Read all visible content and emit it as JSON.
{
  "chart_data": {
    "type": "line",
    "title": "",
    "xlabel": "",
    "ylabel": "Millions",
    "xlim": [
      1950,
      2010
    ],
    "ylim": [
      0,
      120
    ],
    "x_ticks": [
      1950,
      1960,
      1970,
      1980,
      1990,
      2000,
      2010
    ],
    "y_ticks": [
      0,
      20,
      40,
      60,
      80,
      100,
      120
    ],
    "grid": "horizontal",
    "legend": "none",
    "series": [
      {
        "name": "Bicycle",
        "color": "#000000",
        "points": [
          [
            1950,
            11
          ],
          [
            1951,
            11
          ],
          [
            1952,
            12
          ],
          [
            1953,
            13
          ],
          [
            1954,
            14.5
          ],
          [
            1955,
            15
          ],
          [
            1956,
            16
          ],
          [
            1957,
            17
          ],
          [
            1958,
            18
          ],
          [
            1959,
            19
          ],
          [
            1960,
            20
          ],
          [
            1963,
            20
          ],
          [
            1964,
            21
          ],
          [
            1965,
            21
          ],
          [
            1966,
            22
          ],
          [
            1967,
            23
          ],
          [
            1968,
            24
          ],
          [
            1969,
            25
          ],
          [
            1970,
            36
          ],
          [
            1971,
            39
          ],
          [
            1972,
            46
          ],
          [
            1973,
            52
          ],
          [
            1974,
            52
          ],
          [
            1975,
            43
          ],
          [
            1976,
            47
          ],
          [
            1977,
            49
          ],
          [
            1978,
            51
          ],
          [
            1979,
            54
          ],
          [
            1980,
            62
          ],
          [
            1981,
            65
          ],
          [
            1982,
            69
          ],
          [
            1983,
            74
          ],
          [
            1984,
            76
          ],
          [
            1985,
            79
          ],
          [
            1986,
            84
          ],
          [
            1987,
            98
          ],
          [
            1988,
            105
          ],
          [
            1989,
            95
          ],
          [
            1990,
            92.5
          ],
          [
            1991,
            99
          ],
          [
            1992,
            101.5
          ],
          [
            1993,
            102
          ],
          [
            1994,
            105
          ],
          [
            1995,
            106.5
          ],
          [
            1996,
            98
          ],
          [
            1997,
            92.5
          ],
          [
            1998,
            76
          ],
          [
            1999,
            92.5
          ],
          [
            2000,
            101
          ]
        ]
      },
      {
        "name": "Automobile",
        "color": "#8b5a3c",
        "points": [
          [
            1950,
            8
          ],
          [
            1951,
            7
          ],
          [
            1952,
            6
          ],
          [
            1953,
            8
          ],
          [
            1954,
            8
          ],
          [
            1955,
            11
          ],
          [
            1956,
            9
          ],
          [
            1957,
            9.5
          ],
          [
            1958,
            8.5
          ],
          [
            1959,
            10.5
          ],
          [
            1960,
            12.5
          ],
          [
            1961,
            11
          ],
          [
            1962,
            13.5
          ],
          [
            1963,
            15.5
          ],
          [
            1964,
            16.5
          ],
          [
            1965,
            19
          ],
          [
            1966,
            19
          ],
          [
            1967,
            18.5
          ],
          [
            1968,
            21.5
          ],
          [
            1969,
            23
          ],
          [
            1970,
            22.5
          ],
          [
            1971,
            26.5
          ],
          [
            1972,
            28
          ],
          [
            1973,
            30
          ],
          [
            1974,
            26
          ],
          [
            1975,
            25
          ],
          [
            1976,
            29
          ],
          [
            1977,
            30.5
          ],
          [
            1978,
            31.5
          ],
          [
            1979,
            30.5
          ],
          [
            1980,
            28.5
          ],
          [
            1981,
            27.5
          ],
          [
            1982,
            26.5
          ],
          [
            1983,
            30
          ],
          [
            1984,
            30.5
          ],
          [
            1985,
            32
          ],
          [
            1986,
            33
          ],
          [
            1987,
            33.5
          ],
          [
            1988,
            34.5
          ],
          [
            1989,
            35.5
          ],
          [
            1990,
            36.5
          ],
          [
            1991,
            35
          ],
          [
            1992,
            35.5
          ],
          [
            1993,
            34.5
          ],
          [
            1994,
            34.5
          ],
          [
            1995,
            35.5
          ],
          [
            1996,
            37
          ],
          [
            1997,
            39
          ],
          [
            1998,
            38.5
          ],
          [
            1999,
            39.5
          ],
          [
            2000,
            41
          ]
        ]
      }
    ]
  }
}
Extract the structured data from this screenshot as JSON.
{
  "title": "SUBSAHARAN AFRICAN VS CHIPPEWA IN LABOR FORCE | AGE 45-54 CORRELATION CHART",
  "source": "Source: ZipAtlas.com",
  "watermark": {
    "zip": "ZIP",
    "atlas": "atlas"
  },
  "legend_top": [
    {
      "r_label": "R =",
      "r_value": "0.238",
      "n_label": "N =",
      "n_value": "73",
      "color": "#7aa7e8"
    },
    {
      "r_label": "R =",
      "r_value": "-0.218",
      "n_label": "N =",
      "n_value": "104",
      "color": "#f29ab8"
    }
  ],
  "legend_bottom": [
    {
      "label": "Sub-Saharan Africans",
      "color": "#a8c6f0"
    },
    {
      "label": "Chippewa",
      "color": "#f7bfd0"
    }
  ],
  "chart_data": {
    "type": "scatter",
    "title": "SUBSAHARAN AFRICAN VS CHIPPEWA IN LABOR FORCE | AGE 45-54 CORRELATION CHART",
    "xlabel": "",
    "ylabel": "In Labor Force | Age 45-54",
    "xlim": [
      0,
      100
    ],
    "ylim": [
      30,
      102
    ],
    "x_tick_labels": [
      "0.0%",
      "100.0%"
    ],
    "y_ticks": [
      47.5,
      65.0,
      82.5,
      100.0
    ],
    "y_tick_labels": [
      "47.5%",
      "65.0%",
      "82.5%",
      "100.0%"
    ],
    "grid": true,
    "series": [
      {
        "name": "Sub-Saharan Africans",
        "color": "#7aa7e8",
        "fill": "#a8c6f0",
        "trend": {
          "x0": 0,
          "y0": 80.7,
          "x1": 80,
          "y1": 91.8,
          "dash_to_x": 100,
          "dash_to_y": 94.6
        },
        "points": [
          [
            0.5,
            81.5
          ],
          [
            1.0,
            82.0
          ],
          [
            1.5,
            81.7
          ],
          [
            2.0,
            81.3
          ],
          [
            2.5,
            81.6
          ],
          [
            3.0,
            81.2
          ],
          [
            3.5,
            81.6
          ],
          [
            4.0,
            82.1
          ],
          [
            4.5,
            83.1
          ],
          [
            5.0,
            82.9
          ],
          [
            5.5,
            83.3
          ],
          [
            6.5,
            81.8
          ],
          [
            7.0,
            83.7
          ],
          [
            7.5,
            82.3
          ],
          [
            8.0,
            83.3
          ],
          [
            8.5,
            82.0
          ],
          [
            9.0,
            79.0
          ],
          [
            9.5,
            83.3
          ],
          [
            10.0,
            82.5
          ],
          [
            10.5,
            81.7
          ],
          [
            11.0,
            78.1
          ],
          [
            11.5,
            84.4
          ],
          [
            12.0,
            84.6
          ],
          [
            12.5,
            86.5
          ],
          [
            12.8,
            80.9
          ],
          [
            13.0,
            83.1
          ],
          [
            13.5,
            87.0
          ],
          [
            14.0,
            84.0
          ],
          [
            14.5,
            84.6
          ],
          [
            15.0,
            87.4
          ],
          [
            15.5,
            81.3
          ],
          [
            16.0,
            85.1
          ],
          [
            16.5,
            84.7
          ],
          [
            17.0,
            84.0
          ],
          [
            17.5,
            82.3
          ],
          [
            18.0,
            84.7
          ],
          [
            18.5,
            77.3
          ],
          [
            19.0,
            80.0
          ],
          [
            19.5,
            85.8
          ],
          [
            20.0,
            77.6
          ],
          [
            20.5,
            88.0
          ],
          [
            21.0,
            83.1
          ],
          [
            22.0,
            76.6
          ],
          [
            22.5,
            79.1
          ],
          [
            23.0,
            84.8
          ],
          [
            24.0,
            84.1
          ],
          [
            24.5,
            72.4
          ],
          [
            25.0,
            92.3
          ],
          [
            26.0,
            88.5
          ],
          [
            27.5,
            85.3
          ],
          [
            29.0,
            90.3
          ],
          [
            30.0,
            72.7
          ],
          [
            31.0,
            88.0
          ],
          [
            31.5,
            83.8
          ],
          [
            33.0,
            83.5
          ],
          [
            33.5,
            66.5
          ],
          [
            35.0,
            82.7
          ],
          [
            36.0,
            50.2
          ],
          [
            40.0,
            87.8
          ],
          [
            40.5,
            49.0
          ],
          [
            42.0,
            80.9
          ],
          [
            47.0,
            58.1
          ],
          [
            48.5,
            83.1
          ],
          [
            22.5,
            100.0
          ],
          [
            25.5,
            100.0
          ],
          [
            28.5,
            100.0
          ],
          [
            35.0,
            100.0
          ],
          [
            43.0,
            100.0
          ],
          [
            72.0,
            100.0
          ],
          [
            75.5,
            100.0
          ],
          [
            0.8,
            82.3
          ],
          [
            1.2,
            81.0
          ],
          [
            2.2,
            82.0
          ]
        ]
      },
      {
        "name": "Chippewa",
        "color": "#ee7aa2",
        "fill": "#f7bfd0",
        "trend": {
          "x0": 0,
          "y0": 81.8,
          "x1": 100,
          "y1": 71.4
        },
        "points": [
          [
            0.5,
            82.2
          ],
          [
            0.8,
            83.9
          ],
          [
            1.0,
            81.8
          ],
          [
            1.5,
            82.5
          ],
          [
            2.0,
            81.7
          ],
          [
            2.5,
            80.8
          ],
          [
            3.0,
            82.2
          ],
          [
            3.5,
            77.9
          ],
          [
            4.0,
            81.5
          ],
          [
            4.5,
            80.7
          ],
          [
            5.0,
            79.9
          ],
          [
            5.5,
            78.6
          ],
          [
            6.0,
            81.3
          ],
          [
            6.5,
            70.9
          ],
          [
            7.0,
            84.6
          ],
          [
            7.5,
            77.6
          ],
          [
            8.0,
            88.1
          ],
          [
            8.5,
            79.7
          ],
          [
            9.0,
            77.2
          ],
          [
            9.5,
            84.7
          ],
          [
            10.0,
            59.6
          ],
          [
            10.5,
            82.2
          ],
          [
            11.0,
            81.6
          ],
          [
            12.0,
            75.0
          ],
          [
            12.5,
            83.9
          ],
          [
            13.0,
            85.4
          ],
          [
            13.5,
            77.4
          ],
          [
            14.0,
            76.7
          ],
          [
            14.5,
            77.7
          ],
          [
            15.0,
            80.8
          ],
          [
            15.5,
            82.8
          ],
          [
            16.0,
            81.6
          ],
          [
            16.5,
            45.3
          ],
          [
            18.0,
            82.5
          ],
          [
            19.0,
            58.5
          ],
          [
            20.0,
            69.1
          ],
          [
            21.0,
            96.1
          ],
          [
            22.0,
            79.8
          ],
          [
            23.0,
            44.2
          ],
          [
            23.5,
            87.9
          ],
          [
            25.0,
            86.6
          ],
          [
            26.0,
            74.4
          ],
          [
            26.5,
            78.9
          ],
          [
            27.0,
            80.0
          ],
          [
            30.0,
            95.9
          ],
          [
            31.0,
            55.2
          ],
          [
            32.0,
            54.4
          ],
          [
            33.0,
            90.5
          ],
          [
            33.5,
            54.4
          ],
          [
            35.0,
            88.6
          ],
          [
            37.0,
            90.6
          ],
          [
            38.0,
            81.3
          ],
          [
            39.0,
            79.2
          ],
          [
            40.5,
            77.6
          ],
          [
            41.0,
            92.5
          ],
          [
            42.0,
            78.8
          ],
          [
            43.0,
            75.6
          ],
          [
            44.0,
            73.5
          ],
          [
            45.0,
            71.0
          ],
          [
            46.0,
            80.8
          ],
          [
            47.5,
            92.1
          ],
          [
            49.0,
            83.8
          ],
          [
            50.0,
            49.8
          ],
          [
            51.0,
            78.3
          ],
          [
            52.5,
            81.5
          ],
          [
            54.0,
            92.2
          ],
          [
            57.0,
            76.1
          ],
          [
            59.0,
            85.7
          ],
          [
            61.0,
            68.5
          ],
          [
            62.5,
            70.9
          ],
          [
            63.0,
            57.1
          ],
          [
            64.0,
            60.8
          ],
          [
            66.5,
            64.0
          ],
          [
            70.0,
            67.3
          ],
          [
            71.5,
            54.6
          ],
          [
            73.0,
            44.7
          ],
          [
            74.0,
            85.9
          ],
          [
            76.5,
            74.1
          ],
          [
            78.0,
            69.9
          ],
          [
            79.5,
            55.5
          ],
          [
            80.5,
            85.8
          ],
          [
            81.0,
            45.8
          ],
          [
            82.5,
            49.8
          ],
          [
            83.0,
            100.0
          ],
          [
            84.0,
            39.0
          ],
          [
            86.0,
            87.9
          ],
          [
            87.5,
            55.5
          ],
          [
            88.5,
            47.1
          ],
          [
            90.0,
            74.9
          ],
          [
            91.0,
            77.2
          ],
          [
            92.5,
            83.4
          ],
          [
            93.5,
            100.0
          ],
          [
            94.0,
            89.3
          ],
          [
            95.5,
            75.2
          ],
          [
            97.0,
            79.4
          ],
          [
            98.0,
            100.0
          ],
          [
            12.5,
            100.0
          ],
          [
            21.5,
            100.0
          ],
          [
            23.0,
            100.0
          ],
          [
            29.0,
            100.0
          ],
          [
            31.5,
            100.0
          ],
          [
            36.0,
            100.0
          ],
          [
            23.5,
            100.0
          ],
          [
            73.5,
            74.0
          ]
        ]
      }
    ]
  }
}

REQUIREMENT: Identify the lines above that contain the word "name", then copy them.

THE RESPONSE:
        "name": "Bicycle",
        "name": "Automobile",
        "name": "Sub-Saharan Africans",
        "name": "Chippewa",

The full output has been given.